→ Exercise brief
Set down each entry exactly as given; pictures should not appear in the copy.

## START Record set

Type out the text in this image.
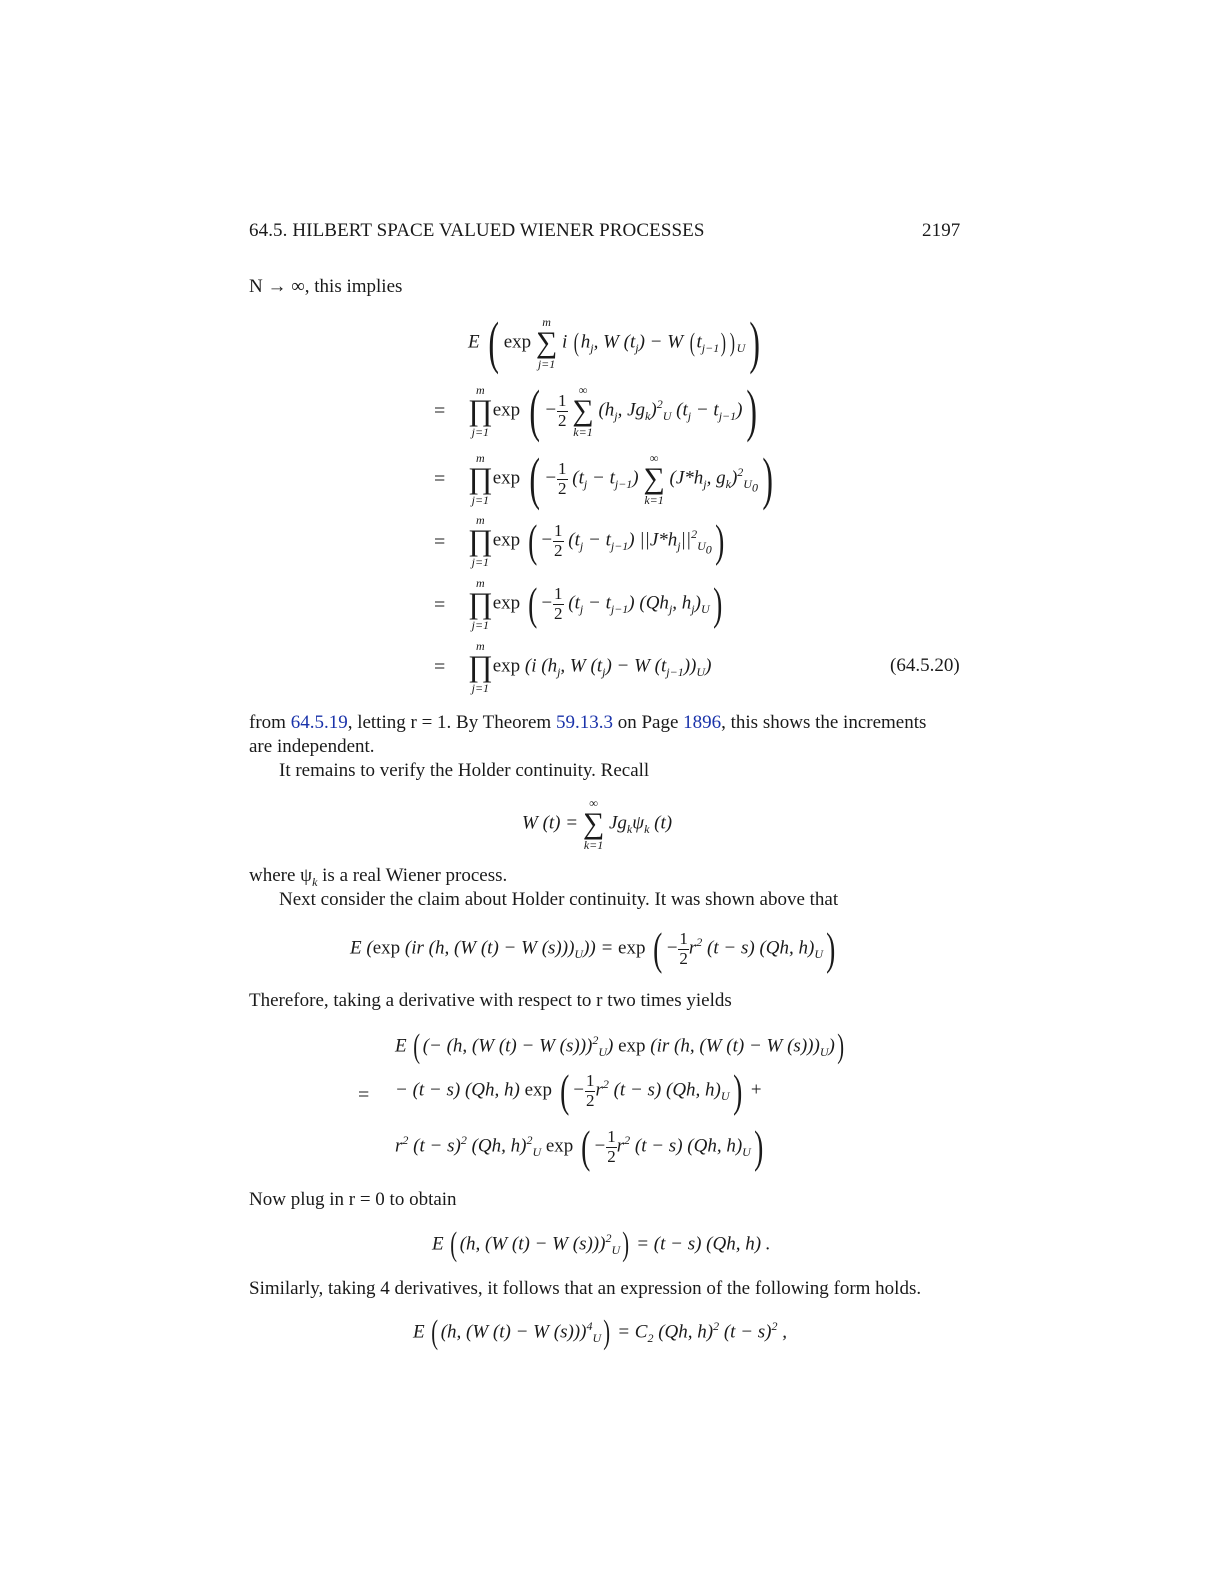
64.5. HILBERT SPACE VALUED WIENER PROCESSES	2197
N → ∞, this implies
E ( exp
m
∑
j=1
i ($h_j$, W $(t_j) - W$ $(t_{j-1})$ ) $_U$)
=
m
∏
j=1
exp ( − $\frac{1}{2}$

∞
∑
k=1
($h_j$, $Jg_k)^2_U$ $(t_j - t_{j-1})$)
=
m
∏
j=1
exp ( − $\frac{1}{2} (t_j - t_{j-1})$
∞
∑
k=1
($J*h_j$, $g_k)^2_{U_0}$)
=
m
∏
j=1
exp ( − $\frac{1}{2} (t_j - t_{j-1})$ $||J*h_j||^2_{U_0}$)
=
m
∏
j=1
exp ( − $\frac{1}{2} (t_j - t_{j-1})$ ($Qh_j$, $h_j)_U$)
=
m
∏
j=1
exp (i ($h_j$, W $(t_j) - W$ $(t_{j-1}))_U$)	(64.5.20)
from 64.5.19, letting r = 1. By Theorem 59.13.3 on Page 1896, this shows the increments
are independent.
It remains to verify the Holder continuity. Recall
W (t) =
∞
∑
k=1
$Jg_k\psi_k$ (t)
where $\psi_k$ is a real Wiener process.
Next consider the claim about Holder continuity. It was shown above that
E (exp (ir (h, (W (t) − W $(s)))_U)) = \exp$ ( − $\frac{1}{2} r^2$ (t − s) (Qh, $h)_U$)
Therefore, taking a derivative with respect to r two times yields
E ( (− (h, (W (t) − W (s)))$^2_U$) exp (ir (h, (W (t) − W $(s)))_U$))
= − (t − s) (Qh, h) exp ( − $\frac{1}{2} r^2$ (t − s) (Qh, $h)_U$) +
$r^2$ $(t - s)^2$ (Qh, h)$^2_U$ exp ( − $\frac{1}{2} r^2$ (t − s) (Qh, $h)_U$)
Now plug in r = 0 to obtain
E ( (h, (W (t) − W (s)))$^2_U$) = (t − s) (Qh, h) .
Similarly, taking 4 derivatives, it follows that an expression of the following form holds.
E ( (h, (W (t) − W $(s)))^4_U) = C_2$ (Qh, h)$^2$ $(t - s)^2$ ,
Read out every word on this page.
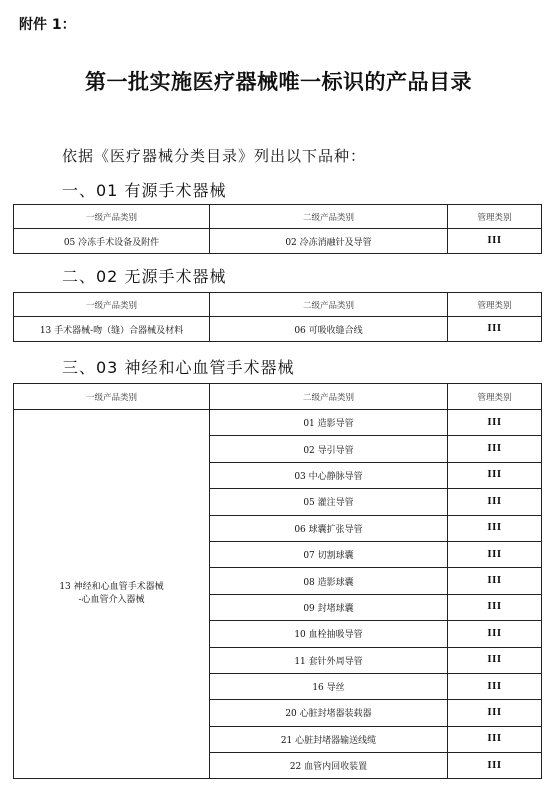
附件 1：
第一批实施医疗器械唯一标识的产品目录
依据《医疗器械分类目录》列出以下品种：
一、01 有源手术器械
一级产品类别	二级产品类别	管理类别
05 冷冻手术设备及附件	02 冷冻消融针及导管	III
二、02 无源手术器械
一级产品类别	二级产品类别	管理类别
13 手术器械-吻（缝）合器械及材料	06 可吸收缝合线	III
三、03 神经和心血管手术器械
一级产品类别	二级产品类别	管理类别

13 神经和心血管手术器械
-心血管介入器械	01 造影导管	III
	02 导引导管	III
	03 中心静脉导管	III
	05 灌注导管	III
	06 球囊扩张导管	III
	07 切割球囊	III
	08 造影球囊	III
	09 封堵球囊	III
	10 血栓抽吸导管	III
	11 套针外周导管	III
	16 导丝	III
	20 心脏封堵器装载器	III
	21 心脏封堵器输送线缆	III
	22 血管内回收装置	III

## END Record set

→ Task solution
Type out the text in this image.
64.5. HILBERT SPACE VALUED WIENER PROCESSES	2197
N → ∞, this implies
E ( exp
m
∑
j=1
i ($h_j$, W $(t_j) - W$ $(t_{j-1})$ ) $_U$)
=
m
∏
j=1
exp ( − $\frac{1}{2}$

∞
∑
k=1
($h_j$, $Jg_k)^2_U$ $(t_j - t_{j-1})$)
=
m
∏
j=1
exp ( − $\frac{1}{2} (t_j - t_{j-1})$
∞
∑
k=1
($J*h_j$, $g_k)^2_{U_0}$)
=
m
∏
j=1
exp ( − $\frac{1}{2} (t_j - t_{j-1})$ $||J*h_j||^2_{U_0}$)
=
m
∏
j=1
exp ( − $\frac{1}{2} (t_j - t_{j-1})$ ($Qh_j$, $h_j)_U$)
=
m
∏
j=1
exp (i ($h_j$, W $(t_j) - W$ $(t_{j-1}))_U$)	(64.5.20)
from 64.5.19, letting r = 1. By Theorem 59.13.3 on Page 1896, this shows the increments
are independent.
It remains to verify the Holder continuity. Recall
W (t) =
∞
∑
k=1
$Jg_k\psi_k$ (t)
where $\psi_k$ is a real Wiener process.
Next consider the claim about Holder continuity. It was shown above that
E (exp (ir (h, (W (t) − W $(s)))_U)) = \exp$ ( − $\frac{1}{2} r^2$ (t − s) (Qh, $h)_U$)
Therefore, taking a derivative with respect to r two times yields
E ( (− (h, (W (t) − W (s)))$^2_U$) exp (ir (h, (W (t) − W $(s)))_U$))
= − (t − s) (Qh, h) exp ( − $\frac{1}{2} r^2$ (t − s) (Qh, $h)_U$) +
$r^2$ $(t - s)^2$ (Qh, h)$^2_U$ exp ( − $\frac{1}{2} r^2$ (t − s) (Qh, $h)_U$)
Now plug in r = 0 to obtain
E ( (h, (W (t) − W (s)))$^2_U$) = (t − s) (Qh, h) .
Similarly, taking 4 derivatives, it follows that an expression of the following form holds.
E ( (h, (W (t) − W $(s)))^4_U) = C_2$ (Qh, h)$^2$ $(t - s)^2$ ,
Read out every word on this page.
附件 1：
第一批实施医疗器械唯一标识的产品目录
依据《医疗器械分类目录》列出以下品种：
一、01 有源手术器械
一级产品类别	二级产品类别	管理类别
05 冷冻手术设备及附件	02 冷冻消融针及导管	III
二、02 无源手术器械
一级产品类别	二级产品类别	管理类别
13 手术器械-吻（缝）合器械及材料	06 可吸收缝合线	III
三、03 神经和心血管手术器械
一级产品类别	二级产品类别	管理类别

13 神经和心血管手术器械
-心血管介入器械	01 造影导管	III
	02 导引导管	III
	03 中心静脉导管	III
	05 灌注导管	III
	06 球囊扩张导管	III
	07 切割球囊	III
	08 造影球囊	III
	09 封堵球囊	III
	10 血栓抽吸导管	III
	11 套针外周导管	III
	16 导丝	III
	20 心脏封堵器装载器	III
	21 心脏封堵器输送线缆	III
	22 血管内回收装置	III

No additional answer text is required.